## start

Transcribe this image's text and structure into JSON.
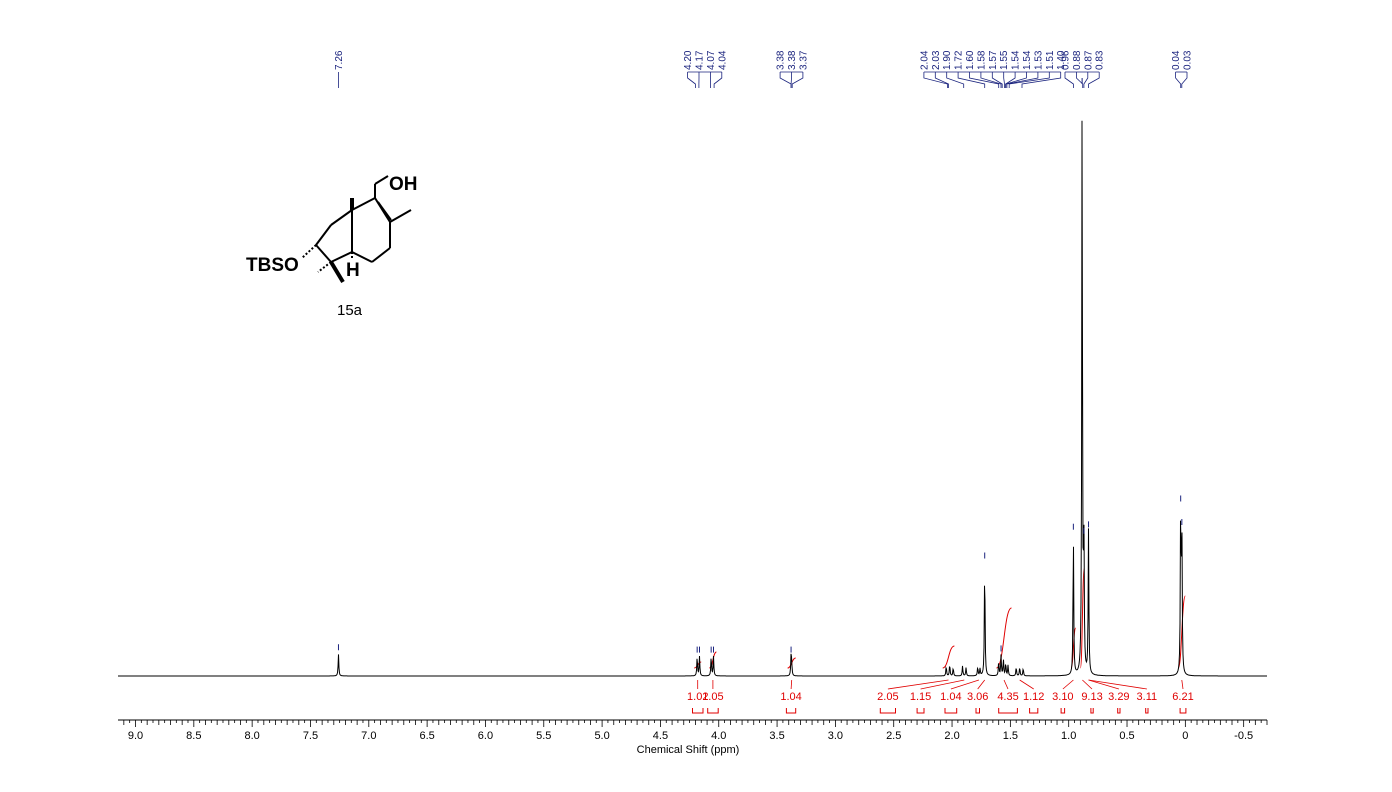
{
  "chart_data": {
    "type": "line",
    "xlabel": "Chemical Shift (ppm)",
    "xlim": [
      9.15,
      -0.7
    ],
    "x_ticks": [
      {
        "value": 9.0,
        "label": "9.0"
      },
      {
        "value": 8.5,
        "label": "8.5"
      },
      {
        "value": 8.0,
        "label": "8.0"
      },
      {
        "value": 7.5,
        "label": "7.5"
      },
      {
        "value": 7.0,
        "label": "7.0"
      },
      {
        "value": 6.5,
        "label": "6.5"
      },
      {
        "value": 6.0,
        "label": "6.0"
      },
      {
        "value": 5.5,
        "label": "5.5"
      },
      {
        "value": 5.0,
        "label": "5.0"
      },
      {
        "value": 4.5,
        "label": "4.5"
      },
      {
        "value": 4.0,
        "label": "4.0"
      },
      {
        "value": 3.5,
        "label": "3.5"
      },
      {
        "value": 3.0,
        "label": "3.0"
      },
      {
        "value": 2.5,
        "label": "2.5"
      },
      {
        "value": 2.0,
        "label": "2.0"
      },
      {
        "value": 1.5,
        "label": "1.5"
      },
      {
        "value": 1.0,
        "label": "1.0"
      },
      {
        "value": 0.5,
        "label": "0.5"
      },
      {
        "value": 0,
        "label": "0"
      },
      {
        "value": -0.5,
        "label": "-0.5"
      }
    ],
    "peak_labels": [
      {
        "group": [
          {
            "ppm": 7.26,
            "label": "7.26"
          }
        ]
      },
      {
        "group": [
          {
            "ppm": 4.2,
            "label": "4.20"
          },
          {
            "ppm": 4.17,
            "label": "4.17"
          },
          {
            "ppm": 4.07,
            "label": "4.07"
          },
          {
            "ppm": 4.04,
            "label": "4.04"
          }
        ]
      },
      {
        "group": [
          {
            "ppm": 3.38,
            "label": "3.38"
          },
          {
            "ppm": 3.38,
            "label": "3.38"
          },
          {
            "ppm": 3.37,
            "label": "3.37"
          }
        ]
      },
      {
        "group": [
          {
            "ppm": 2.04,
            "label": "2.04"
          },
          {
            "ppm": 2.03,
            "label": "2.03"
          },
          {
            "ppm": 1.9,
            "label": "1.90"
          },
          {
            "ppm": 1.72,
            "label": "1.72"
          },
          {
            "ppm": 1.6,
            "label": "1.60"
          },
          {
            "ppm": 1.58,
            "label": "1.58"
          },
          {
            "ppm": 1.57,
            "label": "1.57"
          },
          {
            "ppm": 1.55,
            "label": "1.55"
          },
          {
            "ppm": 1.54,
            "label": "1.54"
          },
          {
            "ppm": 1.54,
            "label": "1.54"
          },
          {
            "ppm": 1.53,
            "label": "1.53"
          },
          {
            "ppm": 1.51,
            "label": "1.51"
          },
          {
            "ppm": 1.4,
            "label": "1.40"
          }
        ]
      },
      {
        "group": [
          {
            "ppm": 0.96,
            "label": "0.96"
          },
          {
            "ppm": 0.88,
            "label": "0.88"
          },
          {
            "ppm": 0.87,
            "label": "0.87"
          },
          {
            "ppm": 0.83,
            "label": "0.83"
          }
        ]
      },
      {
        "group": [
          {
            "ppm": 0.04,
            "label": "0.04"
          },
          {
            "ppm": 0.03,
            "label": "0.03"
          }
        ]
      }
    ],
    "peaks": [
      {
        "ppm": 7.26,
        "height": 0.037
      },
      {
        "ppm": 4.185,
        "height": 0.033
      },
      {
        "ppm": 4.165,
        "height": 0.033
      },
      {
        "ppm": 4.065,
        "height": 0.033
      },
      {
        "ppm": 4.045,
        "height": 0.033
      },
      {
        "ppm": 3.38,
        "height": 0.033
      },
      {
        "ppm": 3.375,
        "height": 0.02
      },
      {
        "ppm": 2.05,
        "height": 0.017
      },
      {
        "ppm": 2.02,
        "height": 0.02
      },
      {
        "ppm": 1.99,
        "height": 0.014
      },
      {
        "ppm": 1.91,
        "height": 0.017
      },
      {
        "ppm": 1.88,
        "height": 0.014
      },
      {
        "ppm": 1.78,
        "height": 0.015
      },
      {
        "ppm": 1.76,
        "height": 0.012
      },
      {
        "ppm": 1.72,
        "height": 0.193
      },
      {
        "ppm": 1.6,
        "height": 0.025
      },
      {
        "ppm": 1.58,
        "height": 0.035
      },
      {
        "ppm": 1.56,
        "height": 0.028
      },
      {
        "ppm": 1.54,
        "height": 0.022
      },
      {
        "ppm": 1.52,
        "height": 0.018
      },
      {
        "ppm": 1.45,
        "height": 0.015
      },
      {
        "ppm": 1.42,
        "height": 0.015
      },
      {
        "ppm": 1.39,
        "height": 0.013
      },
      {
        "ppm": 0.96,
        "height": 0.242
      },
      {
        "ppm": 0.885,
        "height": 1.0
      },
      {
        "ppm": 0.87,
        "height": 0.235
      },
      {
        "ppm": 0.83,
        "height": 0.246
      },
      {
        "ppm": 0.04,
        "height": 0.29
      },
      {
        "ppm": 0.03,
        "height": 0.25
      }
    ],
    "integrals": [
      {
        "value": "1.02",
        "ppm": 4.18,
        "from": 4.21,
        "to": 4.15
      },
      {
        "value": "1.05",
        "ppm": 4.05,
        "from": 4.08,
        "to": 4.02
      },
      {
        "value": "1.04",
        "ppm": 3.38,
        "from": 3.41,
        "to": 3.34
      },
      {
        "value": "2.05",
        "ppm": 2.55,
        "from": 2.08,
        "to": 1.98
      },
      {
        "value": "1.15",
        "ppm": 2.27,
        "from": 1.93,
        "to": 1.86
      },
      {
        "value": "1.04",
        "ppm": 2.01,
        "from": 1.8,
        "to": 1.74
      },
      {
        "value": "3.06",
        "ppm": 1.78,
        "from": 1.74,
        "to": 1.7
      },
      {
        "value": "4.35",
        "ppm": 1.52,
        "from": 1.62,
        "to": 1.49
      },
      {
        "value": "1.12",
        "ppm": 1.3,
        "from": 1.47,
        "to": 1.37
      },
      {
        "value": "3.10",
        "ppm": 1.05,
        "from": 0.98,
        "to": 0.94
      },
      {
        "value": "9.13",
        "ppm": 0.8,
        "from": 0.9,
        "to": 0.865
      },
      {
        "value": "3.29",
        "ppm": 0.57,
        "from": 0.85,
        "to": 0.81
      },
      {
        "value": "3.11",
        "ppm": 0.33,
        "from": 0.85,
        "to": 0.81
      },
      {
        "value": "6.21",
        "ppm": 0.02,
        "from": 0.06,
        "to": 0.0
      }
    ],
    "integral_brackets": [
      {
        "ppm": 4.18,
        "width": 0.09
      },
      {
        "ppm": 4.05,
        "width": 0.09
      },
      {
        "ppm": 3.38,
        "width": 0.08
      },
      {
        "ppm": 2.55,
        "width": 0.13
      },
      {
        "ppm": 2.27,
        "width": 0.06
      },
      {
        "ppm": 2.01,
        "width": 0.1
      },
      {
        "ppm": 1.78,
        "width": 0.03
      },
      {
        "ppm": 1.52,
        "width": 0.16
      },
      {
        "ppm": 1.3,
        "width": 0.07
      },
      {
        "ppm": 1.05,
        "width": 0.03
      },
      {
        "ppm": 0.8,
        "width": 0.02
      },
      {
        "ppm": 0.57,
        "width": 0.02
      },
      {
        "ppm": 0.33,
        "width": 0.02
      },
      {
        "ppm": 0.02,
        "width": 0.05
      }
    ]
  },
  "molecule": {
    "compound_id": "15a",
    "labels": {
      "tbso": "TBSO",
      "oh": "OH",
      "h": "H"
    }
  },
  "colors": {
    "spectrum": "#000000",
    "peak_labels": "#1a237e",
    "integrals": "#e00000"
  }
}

## end

Using the material above, return every line exactly as it appears, minus the pictures.

Transcribe this image's text and structure into JSON.
{
  "chart_data": {
    "type": "line",
    "xlabel": "Chemical Shift (ppm)",
    "xlim": [
      9.15,
      -0.7
    ],
    "x_ticks": [
      {
        "value": 9.0,
        "label": "9.0"
      },
      {
        "value": 8.5,
        "label": "8.5"
      },
      {
        "value": 8.0,
        "label": "8.0"
      },
      {
        "value": 7.5,
        "label": "7.5"
      },
      {
        "value": 7.0,
        "label": "7.0"
      },
      {
        "value": 6.5,
        "label": "6.5"
      },
      {
        "value": 6.0,
        "label": "6.0"
      },
      {
        "value": 5.5,
        "label": "5.5"
      },
      {
        "value": 5.0,
        "label": "5.0"
      },
      {
        "value": 4.5,
        "label": "4.5"
      },
      {
        "value": 4.0,
        "label": "4.0"
      },
      {
        "value": 3.5,
        "label": "3.5"
      },
      {
        "value": 3.0,
        "label": "3.0"
      },
      {
        "value": 2.5,
        "label": "2.5"
      },
      {
        "value": 2.0,
        "label": "2.0"
      },
      {
        "value": 1.5,
        "label": "1.5"
      },
      {
        "value": 1.0,
        "label": "1.0"
      },
      {
        "value": 0.5,
        "label": "0.5"
      },
      {
        "value": 0,
        "label": "0"
      },
      {
        "value": -0.5,
        "label": "-0.5"
      }
    ],
    "peak_labels": [
      {
        "group": [
          {
            "ppm": 7.26,
            "label": "7.26"
          }
        ]
      },
      {
        "group": [
          {
            "ppm": 4.2,
            "label": "4.20"
          },
          {
            "ppm": 4.17,
            "label": "4.17"
          },
          {
            "ppm": 4.07,
            "label": "4.07"
          },
          {
            "ppm": 4.04,
            "label": "4.04"
          }
        ]
      },
      {
        "group": [
          {
            "ppm": 3.38,
            "label": "3.38"
          },
          {
            "ppm": 3.38,
            "label": "3.38"
          },
          {
            "ppm": 3.37,
            "label": "3.37"
          }
        ]
      },
      {
        "group": [
          {
            "ppm": 2.04,
            "label": "2.04"
          },
          {
            "ppm": 2.03,
            "label": "2.03"
          },
          {
            "ppm": 1.9,
            "label": "1.90"
          },
          {
            "ppm": 1.72,
            "label": "1.72"
          },
          {
            "ppm": 1.6,
            "label": "1.60"
          },
          {
            "ppm": 1.58,
            "label": "1.58"
          },
          {
            "ppm": 1.57,
            "label": "1.57"
          },
          {
            "ppm": 1.55,
            "label": "1.55"
          },
          {
            "ppm": 1.54,
            "label": "1.54"
          },
          {
            "ppm": 1.54,
            "label": "1.54"
          },
          {
            "ppm": 1.53,
            "label": "1.53"
          },
          {
            "ppm": 1.51,
            "label": "1.51"
          },
          {
            "ppm": 1.4,
            "label": "1.40"
          }
        ]
      },
      {
        "group": [
          {
            "ppm": 0.96,
            "label": "0.96"
          },
          {
            "ppm": 0.88,
            "label": "0.88"
          },
          {
            "ppm": 0.87,
            "label": "0.87"
          },
          {
            "ppm": 0.83,
            "label": "0.83"
          }
        ]
      },
      {
        "group": [
          {
            "ppm": 0.04,
            "label": "0.04"
          },
          {
            "ppm": 0.03,
            "label": "0.03"
          }
        ]
      }
    ],
    "peaks": [
      {
        "ppm": 7.26,
        "height": 0.037
      },
      {
        "ppm": 4.185,
        "height": 0.033
      },
      {
        "ppm": 4.165,
        "height": 0.033
      },
      {
        "ppm": 4.065,
        "height": 0.033
      },
      {
        "ppm": 4.045,
        "height": 0.033
      },
      {
        "ppm": 3.38,
        "height": 0.033
      },
      {
        "ppm": 3.375,
        "height": 0.02
      },
      {
        "ppm": 2.05,
        "height": 0.017
      },
      {
        "ppm": 2.02,
        "height": 0.02
      },
      {
        "ppm": 1.99,
        "height": 0.014
      },
      {
        "ppm": 1.91,
        "height": 0.017
      },
      {
        "ppm": 1.88,
        "height": 0.014
      },
      {
        "ppm": 1.78,
        "height": 0.015
      },
      {
        "ppm": 1.76,
        "height": 0.012
      },
      {
        "ppm": 1.72,
        "height": 0.193
      },
      {
        "ppm": 1.6,
        "height": 0.025
      },
      {
        "ppm": 1.58,
        "height": 0.035
      },
      {
        "ppm": 1.56,
        "height": 0.028
      },
      {
        "ppm": 1.54,
        "height": 0.022
      },
      {
        "ppm": 1.52,
        "height": 0.018
      },
      {
        "ppm": 1.45,
        "height": 0.015
      },
      {
        "ppm": 1.42,
        "height": 0.015
      },
      {
        "ppm": 1.39,
        "height": 0.013
      },
      {
        "ppm": 0.96,
        "height": 0.242
      },
      {
        "ppm": 0.885,
        "height": 1.0
      },
      {
        "ppm": 0.87,
        "height": 0.235
      },
      {
        "ppm": 0.83,
        "height": 0.246
      },
      {
        "ppm": 0.04,
        "height": 0.29
      },
      {
        "ppm": 0.03,
        "height": 0.25
      }
    ],
    "integrals": [
      {
        "value": "1.02",
        "ppm": 4.18,
        "from": 4.21,
        "to": 4.15
      },
      {
        "value": "1.05",
        "ppm": 4.05,
        "from": 4.08,
        "to": 4.02
      },
      {
        "value": "1.04",
        "ppm": 3.38,
        "from": 3.41,
        "to": 3.34
      },
      {
        "value": "2.05",
        "ppm": 2.55,
        "from": 2.08,
        "to": 1.98
      },
      {
        "value": "1.15",
        "ppm": 2.27,
        "from": 1.93,
        "to": 1.86
      },
      {
        "value": "1.04",
        "ppm": 2.01,
        "from": 1.8,
        "to": 1.74
      },
      {
        "value": "3.06",
        "ppm": 1.78,
        "from": 1.74,
        "to": 1.7
      },
      {
        "value": "4.35",
        "ppm": 1.52,
        "from": 1.62,
        "to": 1.49
      },
      {
        "value": "1.12",
        "ppm": 1.3,
        "from": 1.47,
        "to": 1.37
      },
      {
        "value": "3.10",
        "ppm": 1.05,
        "from": 0.98,
        "to": 0.94
      },
      {
        "value": "9.13",
        "ppm": 0.8,
        "from": 0.9,
        "to": 0.865
      },
      {
        "value": "3.29",
        "ppm": 0.57,
        "from": 0.85,
        "to": 0.81
      },
      {
        "value": "3.11",
        "ppm": 0.33,
        "from": 0.85,
        "to": 0.81
      },
      {
        "value": "6.21",
        "ppm": 0.02,
        "from": 0.06,
        "to": 0.0
      }
    ],
    "integral_brackets": [
      {
        "ppm": 4.18,
        "width": 0.09
      },
      {
        "ppm": 4.05,
        "width": 0.09
      },
      {
        "ppm": 3.38,
        "width": 0.08
      },
      {
        "ppm": 2.55,
        "width": 0.13
      },
      {
        "ppm": 2.27,
        "width": 0.06
      },
      {
        "ppm": 2.01,
        "width": 0.1
      },
      {
        "ppm": 1.78,
        "width": 0.03
      },
      {
        "ppm": 1.52,
        "width": 0.16
      },
      {
        "ppm": 1.3,
        "width": 0.07
      },
      {
        "ppm": 1.05,
        "width": 0.03
      },
      {
        "ppm": 0.8,
        "width": 0.02
      },
      {
        "ppm": 0.57,
        "width": 0.02
      },
      {
        "ppm": 0.33,
        "width": 0.02
      },
      {
        "ppm": 0.02,
        "width": 0.05
      }
    ]
  },
  "molecule": {
    "compound_id": "15a",
    "labels": {
      "tbso": "TBSO",
      "oh": "OH",
      "h": "H"
    }
  },
  "colors": {
    "spectrum": "#000000",
    "peak_labels": "#1a237e",
    "integrals": "#e00000"
  }
}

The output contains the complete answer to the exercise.